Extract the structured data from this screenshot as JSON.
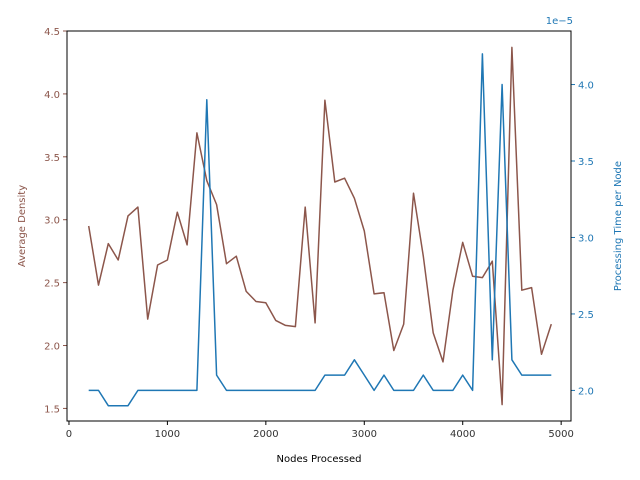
{
  "chart_data": {
    "type": "line",
    "title": "",
    "xlabel": "Nodes Processed",
    "xlim": [
      -20,
      5100
    ],
    "x_ticks": [
      0,
      1000,
      2000,
      3000,
      4000,
      5000
    ],
    "x_tick_labels": [
      "0",
      "1000",
      "2000",
      "3000",
      "4000",
      "5000"
    ],
    "grid": false,
    "legend": "none",
    "x": [
      200,
      300,
      400,
      500,
      600,
      700,
      800,
      900,
      1000,
      1100,
      1200,
      1300,
      1400,
      1500,
      1600,
      1700,
      1800,
      1900,
      2000,
      2100,
      2200,
      2300,
      2400,
      2500,
      2600,
      2700,
      2800,
      2900,
      3000,
      3100,
      3200,
      3300,
      3400,
      3500,
      3600,
      3700,
      3800,
      3900,
      4000,
      4100,
      4200,
      4300,
      4400,
      4500,
      4600,
      4700,
      4800,
      4900
    ],
    "left_axis": {
      "label": "Average Density",
      "color": "#8c564b",
      "ylim": [
        1.4,
        4.5
      ],
      "ticks": [
        1.5,
        2.0,
        2.5,
        3.0,
        3.5,
        4.0,
        4.5
      ],
      "tick_labels": [
        "1.5",
        "2.0",
        "2.5",
        "3.0",
        "3.5",
        "4.0",
        "4.5"
      ]
    },
    "right_axis": {
      "label": "Processing Time per Node",
      "color": "#1f77b4",
      "offset_label": "1e−5",
      "ylim": [
        1.8,
        4.35
      ],
      "ticks": [
        2.0,
        2.5,
        3.0,
        3.5,
        4.0
      ],
      "tick_labels": [
        "2.0",
        "2.5",
        "3.0",
        "3.5",
        "4.0"
      ]
    },
    "series": [
      {
        "axis": "left",
        "color": "#8c564b",
        "values": [
          2.95,
          2.48,
          2.81,
          2.68,
          3.03,
          3.1,
          2.21,
          2.64,
          2.68,
          3.06,
          2.8,
          3.69,
          3.31,
          3.12,
          2.65,
          2.71,
          2.43,
          2.35,
          2.34,
          2.2,
          2.16,
          2.15,
          3.1,
          2.18,
          3.95,
          3.3,
          3.33,
          3.17,
          2.91,
          2.41,
          2.42,
          1.96,
          2.17,
          3.21,
          2.71,
          2.1,
          1.87,
          2.44,
          2.82,
          2.55,
          2.54,
          2.67,
          1.53,
          4.37,
          2.44,
          2.46,
          1.93,
          2.17
        ]
      },
      {
        "axis": "right",
        "color": "#1f77b4",
        "values": [
          2.0,
          2.0,
          1.9,
          1.9,
          1.9,
          2.0,
          2.0,
          2.0,
          2.0,
          2.0,
          2.0,
          2.0,
          3.9,
          2.1,
          2.0,
          2.0,
          2.0,
          2.0,
          2.0,
          2.0,
          2.0,
          2.0,
          2.0,
          2.0,
          2.1,
          2.1,
          2.1,
          2.2,
          2.1,
          2.0,
          2.1,
          2.0,
          2.0,
          2.0,
          2.1,
          2.0,
          2.0,
          2.0,
          2.1,
          2.0,
          4.2,
          2.2,
          4.0,
          2.2,
          2.1,
          2.1,
          2.1,
          2.1
        ]
      }
    ]
  }
}
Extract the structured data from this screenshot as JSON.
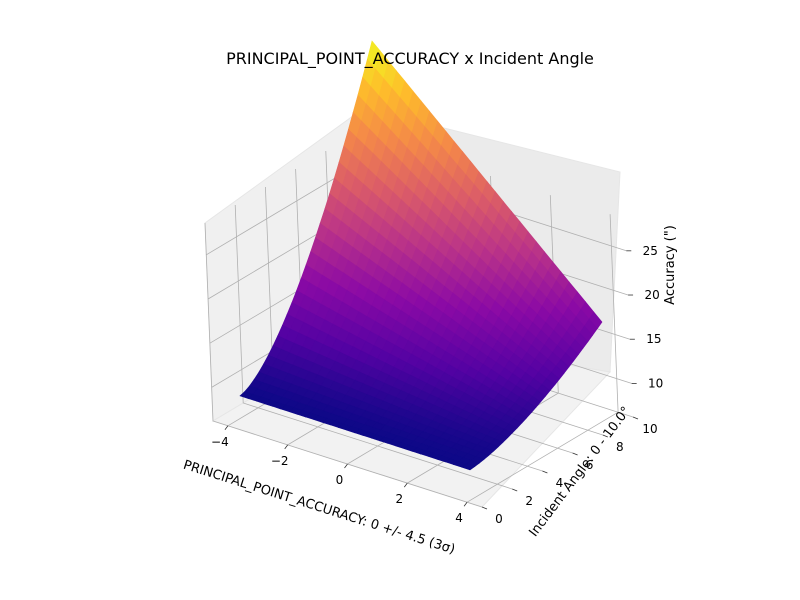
{
  "chart_data": {
    "type": "surface3d",
    "title": "PRINCIPAL_POINT_ACCURACY x Incident Angle",
    "xlabel": "PRINCIPAL_POINT_ACCURACY: 0 +/- 4.5 (3σ)",
    "ylabel": "Incident Angle: 0 - 10.0°",
    "zlabel": "Accuracy (\")",
    "xlim": [
      -4.5,
      4.5
    ],
    "ylim": [
      0,
      10
    ],
    "zlim": [
      6.2,
      28.6
    ],
    "x_ticks": [
      -4,
      -2,
      0,
      2,
      4
    ],
    "x_tick_labels": [
      "−4",
      "−2",
      "0",
      "2",
      "4"
    ],
    "y_ticks": [
      0,
      2,
      4,
      6,
      8,
      10
    ],
    "y_tick_labels": [
      "0",
      "2",
      "4",
      "6",
      "8",
      "10"
    ],
    "z_ticks": [
      10,
      15,
      20,
      25
    ],
    "z_tick_labels": [
      "10",
      "15",
      "20",
      "25"
    ],
    "colormap": "plasma",
    "grid": true,
    "corner_values": [
      {
        "x": -4.5,
        "y": 0,
        "z": 7.3
      },
      {
        "x": 4.5,
        "y": 0,
        "z": 7.3
      },
      {
        "x": -4.5,
        "y": 10,
        "z": 28.6
      },
      {
        "x": 4.5,
        "y": 10,
        "z": 12.5
      }
    ]
  }
}
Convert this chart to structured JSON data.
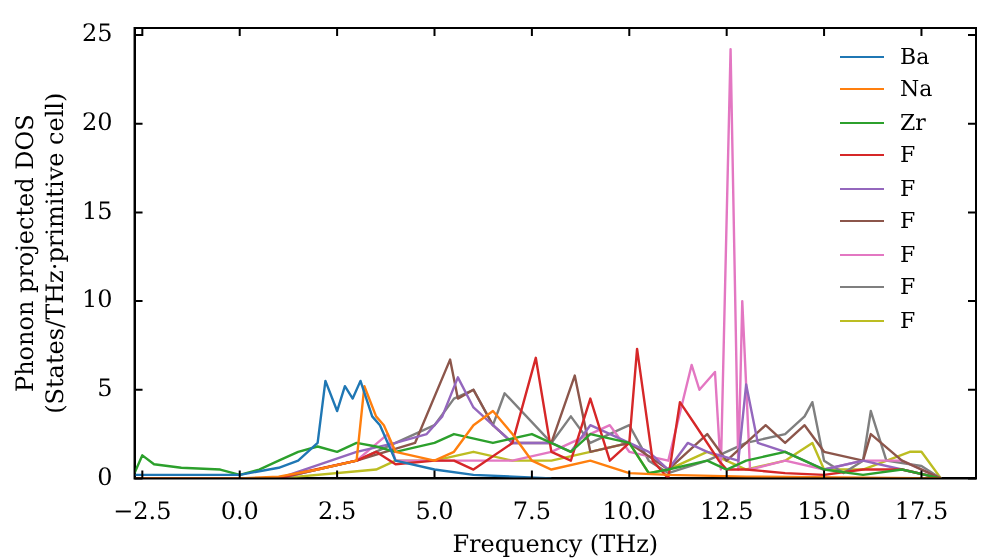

+===+

● Problem requirements: Take every line from the data above that holds "Angle" and copy it out.

● Solution below:
    "title": "PRINCIPAL_POINT_ACCURACY x Incident Angle",
    "ylabel": "Incident Angle: 0 - 10.0°",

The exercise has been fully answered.